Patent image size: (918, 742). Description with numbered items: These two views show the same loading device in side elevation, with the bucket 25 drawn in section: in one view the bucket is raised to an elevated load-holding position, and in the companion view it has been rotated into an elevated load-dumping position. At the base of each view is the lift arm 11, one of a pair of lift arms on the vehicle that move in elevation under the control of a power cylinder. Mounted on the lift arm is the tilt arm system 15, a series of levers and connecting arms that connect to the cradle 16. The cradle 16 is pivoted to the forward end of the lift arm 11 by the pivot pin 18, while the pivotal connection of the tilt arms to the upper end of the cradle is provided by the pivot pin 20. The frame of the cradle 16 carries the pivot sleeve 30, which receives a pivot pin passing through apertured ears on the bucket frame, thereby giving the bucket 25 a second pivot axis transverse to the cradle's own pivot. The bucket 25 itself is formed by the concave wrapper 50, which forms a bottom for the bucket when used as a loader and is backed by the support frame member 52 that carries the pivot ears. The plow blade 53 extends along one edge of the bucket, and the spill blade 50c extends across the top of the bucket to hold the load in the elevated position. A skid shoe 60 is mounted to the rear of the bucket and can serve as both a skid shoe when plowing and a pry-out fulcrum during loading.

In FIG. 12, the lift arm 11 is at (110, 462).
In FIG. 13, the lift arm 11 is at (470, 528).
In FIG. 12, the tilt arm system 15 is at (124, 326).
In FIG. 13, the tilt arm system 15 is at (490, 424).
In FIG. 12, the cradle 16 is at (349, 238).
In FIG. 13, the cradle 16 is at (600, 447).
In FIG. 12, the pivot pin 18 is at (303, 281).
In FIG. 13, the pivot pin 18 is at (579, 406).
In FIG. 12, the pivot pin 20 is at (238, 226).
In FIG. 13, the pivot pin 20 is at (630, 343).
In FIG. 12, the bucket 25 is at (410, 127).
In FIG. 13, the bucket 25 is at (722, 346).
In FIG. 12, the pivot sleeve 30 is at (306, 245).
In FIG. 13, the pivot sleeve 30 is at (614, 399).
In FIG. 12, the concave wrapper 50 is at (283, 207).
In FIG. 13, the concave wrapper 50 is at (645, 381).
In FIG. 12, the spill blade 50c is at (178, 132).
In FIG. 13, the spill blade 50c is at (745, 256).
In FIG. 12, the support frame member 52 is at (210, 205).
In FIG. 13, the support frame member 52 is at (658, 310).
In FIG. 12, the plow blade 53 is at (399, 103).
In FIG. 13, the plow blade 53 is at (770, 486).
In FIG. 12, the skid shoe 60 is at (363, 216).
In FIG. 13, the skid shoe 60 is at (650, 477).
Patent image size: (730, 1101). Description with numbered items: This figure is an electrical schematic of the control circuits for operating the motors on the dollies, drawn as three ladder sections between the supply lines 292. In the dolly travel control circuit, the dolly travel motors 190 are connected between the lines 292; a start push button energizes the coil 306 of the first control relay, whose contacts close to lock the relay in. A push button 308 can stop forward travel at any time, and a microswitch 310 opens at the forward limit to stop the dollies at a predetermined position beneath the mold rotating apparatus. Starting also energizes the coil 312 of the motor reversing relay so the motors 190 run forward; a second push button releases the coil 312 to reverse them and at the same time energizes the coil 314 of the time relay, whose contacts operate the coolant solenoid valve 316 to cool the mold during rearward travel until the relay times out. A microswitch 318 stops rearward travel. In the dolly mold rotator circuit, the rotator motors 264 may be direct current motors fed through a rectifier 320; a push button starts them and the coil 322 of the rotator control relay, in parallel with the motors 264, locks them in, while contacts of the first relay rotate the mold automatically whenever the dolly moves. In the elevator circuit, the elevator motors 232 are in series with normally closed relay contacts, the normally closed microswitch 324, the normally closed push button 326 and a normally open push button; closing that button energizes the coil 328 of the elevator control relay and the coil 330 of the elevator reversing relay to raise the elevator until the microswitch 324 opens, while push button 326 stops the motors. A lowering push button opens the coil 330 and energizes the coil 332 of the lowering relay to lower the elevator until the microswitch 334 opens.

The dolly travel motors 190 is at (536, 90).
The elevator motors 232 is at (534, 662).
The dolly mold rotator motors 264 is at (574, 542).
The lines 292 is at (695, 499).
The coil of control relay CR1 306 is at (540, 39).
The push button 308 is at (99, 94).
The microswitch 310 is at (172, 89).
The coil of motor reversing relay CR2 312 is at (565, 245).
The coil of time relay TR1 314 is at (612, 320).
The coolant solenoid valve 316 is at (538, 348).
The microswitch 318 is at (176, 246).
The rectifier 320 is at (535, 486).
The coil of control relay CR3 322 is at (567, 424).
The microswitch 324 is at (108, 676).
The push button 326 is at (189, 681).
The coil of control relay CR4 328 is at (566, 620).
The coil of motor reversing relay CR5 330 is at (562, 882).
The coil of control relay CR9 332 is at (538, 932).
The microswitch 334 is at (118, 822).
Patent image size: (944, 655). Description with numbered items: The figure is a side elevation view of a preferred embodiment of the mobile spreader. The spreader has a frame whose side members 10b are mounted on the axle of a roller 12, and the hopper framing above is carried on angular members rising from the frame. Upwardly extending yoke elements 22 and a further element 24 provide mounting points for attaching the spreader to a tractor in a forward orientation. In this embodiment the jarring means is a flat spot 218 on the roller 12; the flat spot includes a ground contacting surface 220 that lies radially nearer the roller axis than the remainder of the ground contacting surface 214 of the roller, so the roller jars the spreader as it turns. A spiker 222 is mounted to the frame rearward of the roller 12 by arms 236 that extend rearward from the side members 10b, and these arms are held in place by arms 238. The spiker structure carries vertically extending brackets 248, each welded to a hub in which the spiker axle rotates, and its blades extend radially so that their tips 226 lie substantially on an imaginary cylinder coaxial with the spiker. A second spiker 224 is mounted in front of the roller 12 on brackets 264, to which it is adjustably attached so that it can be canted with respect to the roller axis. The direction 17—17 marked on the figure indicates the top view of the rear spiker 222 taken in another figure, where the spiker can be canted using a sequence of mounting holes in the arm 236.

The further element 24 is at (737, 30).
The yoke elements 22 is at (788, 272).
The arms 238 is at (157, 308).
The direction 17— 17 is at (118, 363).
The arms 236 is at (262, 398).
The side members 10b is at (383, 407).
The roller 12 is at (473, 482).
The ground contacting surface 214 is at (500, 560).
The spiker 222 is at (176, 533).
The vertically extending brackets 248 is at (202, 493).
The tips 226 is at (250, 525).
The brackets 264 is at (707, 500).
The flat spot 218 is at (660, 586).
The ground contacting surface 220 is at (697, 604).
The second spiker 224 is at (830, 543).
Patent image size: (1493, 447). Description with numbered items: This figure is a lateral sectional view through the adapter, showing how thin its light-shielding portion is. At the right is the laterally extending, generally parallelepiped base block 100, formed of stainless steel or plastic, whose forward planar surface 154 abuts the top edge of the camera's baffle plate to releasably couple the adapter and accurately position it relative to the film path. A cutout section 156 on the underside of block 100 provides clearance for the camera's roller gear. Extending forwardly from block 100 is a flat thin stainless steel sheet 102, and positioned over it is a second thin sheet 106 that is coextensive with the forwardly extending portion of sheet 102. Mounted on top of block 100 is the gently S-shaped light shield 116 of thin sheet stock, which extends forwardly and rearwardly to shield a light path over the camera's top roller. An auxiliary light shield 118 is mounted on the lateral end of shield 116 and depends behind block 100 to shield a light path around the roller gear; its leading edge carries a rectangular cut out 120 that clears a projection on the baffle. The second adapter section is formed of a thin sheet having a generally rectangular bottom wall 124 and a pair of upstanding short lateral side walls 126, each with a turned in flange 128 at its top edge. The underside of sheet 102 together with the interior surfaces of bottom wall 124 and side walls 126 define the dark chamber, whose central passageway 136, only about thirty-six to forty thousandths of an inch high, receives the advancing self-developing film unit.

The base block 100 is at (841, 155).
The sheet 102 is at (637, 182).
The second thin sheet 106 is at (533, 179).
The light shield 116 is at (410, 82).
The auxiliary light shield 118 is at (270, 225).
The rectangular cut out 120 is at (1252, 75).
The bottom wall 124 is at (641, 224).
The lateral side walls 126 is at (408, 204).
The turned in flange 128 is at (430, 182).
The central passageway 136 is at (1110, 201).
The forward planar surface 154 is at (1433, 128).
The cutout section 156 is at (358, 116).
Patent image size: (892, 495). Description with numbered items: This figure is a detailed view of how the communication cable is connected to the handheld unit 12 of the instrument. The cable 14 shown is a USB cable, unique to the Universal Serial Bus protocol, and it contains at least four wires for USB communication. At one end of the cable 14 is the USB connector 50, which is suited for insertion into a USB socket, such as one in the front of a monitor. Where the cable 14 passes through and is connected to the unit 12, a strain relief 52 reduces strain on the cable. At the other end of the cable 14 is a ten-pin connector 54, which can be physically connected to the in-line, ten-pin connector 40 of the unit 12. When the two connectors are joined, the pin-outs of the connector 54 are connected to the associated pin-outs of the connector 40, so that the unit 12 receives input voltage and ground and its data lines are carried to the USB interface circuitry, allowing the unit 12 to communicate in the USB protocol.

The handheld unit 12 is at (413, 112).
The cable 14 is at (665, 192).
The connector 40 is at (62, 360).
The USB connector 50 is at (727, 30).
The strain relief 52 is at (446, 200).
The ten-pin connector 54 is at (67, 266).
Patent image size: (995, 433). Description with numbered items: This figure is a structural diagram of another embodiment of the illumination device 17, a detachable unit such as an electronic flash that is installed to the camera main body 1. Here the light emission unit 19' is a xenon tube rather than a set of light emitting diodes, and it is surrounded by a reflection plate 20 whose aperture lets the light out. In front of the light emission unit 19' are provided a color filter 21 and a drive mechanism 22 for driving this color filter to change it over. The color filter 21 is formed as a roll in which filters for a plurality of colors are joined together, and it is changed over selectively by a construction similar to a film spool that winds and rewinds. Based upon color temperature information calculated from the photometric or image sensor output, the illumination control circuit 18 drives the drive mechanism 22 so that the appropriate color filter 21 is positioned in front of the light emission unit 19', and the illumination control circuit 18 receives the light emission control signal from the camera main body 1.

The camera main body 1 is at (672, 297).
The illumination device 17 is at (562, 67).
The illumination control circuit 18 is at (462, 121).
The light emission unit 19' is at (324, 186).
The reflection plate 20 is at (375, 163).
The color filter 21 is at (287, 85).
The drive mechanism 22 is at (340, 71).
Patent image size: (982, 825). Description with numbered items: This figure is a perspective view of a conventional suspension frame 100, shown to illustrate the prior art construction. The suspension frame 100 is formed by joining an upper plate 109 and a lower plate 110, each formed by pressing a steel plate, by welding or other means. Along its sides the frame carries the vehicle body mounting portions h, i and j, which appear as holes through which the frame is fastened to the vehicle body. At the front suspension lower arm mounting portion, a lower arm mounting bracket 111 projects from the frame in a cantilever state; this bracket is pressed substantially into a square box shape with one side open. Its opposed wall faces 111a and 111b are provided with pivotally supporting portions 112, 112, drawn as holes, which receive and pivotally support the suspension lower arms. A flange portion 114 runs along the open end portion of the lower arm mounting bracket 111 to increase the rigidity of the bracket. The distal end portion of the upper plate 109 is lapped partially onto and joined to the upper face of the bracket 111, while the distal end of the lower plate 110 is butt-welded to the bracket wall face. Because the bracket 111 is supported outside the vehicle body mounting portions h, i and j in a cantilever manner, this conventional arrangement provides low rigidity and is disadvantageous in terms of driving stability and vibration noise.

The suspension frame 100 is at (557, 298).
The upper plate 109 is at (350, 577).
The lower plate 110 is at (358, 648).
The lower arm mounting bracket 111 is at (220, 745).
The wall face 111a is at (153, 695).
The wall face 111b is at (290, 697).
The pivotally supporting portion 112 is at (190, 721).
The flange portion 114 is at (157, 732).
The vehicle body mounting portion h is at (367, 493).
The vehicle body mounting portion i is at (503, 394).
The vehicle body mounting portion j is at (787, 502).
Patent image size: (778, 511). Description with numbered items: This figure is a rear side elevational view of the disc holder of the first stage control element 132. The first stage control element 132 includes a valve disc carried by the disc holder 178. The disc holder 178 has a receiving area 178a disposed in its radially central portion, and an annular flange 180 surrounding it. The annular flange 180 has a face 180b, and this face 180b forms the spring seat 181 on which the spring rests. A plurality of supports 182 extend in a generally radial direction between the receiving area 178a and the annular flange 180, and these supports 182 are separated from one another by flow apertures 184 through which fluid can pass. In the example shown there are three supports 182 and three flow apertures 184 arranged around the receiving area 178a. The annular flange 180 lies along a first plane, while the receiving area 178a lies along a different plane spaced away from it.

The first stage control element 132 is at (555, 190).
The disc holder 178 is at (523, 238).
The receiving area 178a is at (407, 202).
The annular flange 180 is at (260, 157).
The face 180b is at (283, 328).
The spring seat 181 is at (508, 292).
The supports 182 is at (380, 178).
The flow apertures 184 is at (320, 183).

--------------------------------------------------

* **OBJETIVO DEL EJERCICIO**:
Transcribe sin cambios las líneas de los registros que van desde el comienzo hasta la línea que contiene "In FIG. 13, the lift arm 11 is at (470, 528).", ambas incluidas.

* **RESPUESTA CORRECTA**:
Patent image size: (918, 742). Description with numbered items: These two views show the same loading device in side elevation, with the bucket 25 drawn in section: in one view the bucket is raised to an elevated load-holding position, and in the companion view it has been rotated into an elevated load-dumping position. At the base of each view is the lift arm 11, one of a pair of lift arms on the vehicle that move in elevation under the control of a power cylinder. Mounted on the lift arm is the tilt arm system 15, a series of levers and connecting arms that connect to the cradle 16. The cradle 16 is pivoted to the forward end of the lift arm 11 by the pivot pin 18, while the pivotal connection of the tilt arms to the upper end of the cradle is provided by the pivot pin 20. The frame of the cradle 16 carries the pivot sleeve 30, which receives a pivot pin passing through apertured ears on the bucket frame, thereby giving the bucket 25 a second pivot axis transverse to the cradle's own pivot. The bucket 25 itself is formed by the concave wrapper 50, which forms a bottom for the bucket when used as a loader and is backed by the support frame member 52 that carries the pivot ears. The plow blade 53 extends along one edge of the bucket, and the spill blade 50c extends across the top of the bucket to hold the load in the elevated position. A skid shoe 60 is mounted to the rear of the bucket and can serve as both a skid shoe when plowing and a pry-out fulcrum during loading.

In FIG. 12, the lift arm 11 is at (110, 462).
In FIG. 13, the lift arm 11 is at (470, 528).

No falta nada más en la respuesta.